Records from a data source:
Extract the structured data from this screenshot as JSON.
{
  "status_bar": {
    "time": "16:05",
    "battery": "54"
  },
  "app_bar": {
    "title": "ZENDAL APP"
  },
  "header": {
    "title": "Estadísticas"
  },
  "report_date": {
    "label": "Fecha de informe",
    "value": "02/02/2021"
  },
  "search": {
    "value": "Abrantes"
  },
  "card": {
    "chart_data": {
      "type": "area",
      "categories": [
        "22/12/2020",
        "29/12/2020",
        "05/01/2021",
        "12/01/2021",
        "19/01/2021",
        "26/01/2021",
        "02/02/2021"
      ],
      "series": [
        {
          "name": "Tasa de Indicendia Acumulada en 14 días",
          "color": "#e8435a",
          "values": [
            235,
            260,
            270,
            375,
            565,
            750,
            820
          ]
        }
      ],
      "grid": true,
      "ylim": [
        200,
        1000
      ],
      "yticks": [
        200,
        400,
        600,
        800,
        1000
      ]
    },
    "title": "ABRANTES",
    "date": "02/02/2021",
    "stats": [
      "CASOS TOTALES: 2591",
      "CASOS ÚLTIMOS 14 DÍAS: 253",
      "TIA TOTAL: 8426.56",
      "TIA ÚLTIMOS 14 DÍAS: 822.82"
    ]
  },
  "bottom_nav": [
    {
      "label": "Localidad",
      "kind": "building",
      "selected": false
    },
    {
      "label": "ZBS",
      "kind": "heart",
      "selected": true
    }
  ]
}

◆ TASK PROMPT ◆
Reproduce each line of the entries in which the word "ÚLTIMOS" is found.

◆ COMPLETE RESPONSE ◆
      "CASOS ÚLTIMOS 14 DÍAS: 253",
      "TIA ÚLTIMOS 14 DÍAS: 822.82"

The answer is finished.